EXTRACTED DATA:
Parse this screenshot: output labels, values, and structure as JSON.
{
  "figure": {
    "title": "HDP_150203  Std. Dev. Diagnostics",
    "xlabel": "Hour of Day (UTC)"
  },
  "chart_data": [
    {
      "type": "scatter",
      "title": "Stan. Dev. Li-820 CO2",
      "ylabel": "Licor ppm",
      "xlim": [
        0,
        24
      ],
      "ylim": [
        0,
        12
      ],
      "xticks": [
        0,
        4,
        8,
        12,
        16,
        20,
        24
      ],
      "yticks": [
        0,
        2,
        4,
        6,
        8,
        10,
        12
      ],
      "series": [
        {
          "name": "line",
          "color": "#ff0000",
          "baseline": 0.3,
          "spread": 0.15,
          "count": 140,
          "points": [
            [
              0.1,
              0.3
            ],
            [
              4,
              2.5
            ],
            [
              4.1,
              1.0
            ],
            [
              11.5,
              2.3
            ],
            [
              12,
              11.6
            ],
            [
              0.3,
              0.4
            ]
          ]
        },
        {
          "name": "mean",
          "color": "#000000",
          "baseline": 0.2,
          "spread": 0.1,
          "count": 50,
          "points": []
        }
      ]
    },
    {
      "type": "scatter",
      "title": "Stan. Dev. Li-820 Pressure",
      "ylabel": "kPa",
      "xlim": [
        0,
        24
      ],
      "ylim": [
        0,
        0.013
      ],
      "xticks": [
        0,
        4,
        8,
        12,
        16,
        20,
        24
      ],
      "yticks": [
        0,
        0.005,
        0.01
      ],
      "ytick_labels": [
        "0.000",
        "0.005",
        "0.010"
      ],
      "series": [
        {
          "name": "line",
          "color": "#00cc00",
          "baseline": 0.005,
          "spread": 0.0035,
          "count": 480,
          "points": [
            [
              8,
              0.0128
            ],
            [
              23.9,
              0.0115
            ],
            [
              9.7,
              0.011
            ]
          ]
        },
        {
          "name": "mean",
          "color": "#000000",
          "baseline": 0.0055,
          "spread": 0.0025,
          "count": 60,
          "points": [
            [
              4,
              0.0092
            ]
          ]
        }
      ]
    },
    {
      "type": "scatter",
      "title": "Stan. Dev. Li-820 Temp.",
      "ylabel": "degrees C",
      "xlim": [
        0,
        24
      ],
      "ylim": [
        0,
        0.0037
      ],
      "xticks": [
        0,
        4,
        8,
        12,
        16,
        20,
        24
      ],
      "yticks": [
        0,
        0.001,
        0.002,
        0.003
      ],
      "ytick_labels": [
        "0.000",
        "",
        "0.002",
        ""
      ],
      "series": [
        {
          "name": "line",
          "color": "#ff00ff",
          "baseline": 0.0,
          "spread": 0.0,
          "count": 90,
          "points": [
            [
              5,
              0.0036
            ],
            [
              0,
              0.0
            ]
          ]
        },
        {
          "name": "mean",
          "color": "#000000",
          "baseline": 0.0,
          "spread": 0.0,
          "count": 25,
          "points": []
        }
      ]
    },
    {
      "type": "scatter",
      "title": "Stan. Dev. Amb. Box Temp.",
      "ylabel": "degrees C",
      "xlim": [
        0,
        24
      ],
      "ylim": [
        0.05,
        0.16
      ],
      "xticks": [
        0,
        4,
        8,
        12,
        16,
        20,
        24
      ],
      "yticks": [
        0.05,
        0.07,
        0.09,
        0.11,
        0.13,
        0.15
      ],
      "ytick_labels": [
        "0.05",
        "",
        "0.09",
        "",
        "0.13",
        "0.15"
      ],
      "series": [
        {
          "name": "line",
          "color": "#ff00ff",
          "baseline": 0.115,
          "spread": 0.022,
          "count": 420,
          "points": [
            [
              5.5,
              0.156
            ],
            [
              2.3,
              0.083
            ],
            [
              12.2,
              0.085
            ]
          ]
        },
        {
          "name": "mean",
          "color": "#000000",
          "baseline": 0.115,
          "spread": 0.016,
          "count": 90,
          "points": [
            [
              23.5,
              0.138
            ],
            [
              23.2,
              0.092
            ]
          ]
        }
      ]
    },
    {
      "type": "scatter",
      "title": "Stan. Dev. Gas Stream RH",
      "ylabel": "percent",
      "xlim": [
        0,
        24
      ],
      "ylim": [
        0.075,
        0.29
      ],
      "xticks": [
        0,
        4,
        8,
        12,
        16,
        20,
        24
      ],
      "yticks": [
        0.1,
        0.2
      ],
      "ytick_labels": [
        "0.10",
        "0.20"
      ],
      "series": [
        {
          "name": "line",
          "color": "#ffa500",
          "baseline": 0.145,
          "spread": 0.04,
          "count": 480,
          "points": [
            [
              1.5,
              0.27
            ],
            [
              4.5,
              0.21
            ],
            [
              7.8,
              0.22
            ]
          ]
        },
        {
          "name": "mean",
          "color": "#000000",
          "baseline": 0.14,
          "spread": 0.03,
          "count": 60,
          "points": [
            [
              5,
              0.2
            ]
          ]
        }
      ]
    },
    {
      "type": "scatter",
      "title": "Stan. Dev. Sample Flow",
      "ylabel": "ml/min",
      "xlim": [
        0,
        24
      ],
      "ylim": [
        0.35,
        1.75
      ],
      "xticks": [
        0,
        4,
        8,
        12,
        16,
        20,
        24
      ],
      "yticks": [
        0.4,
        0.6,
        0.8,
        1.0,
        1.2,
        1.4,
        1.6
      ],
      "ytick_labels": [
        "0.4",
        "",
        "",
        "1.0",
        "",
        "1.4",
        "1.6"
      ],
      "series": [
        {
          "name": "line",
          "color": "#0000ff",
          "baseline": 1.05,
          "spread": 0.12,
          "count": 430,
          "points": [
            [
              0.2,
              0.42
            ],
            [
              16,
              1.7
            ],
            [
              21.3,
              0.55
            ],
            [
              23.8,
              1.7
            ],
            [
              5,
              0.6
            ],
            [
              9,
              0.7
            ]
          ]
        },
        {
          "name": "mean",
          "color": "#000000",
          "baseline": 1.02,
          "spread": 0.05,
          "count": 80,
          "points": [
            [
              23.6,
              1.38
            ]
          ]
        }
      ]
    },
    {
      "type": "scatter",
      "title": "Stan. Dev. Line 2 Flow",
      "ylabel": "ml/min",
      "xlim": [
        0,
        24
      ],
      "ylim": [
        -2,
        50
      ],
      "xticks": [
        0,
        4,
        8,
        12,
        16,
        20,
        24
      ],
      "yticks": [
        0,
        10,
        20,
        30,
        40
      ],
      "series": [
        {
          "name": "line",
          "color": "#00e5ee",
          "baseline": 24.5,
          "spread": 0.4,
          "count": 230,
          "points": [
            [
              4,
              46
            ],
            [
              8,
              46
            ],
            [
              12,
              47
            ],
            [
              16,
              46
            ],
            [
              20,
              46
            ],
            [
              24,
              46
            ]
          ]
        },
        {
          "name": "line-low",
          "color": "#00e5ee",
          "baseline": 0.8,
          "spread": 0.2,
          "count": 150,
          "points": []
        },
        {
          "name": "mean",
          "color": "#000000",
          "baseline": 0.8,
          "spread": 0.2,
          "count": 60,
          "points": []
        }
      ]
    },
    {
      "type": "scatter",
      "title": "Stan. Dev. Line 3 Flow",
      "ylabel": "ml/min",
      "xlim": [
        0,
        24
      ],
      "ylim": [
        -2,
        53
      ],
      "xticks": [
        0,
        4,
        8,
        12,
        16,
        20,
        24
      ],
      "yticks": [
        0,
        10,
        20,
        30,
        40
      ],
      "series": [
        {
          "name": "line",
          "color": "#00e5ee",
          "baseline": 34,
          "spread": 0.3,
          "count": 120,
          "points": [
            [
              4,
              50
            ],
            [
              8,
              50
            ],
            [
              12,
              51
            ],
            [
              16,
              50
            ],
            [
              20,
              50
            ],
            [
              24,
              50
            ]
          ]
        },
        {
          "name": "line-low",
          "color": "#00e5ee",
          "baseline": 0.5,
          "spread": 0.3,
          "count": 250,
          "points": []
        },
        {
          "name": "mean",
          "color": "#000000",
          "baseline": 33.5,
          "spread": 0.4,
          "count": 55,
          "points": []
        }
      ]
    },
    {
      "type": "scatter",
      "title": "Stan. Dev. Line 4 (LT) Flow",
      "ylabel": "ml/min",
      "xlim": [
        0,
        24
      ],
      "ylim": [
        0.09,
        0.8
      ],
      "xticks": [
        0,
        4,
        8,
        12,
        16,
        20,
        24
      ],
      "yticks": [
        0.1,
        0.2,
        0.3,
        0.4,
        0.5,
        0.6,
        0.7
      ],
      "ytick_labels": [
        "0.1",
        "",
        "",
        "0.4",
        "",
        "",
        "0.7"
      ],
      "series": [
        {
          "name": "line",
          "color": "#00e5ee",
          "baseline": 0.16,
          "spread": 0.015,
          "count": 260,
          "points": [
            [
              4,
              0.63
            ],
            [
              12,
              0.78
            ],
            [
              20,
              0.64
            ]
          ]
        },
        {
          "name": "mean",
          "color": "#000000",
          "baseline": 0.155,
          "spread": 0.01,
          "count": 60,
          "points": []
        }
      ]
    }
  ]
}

SET PROBLEM:
Some lines of the data may hold the word "Temp". Say how many do, with nothing else.

CORRECT ANSWER:
2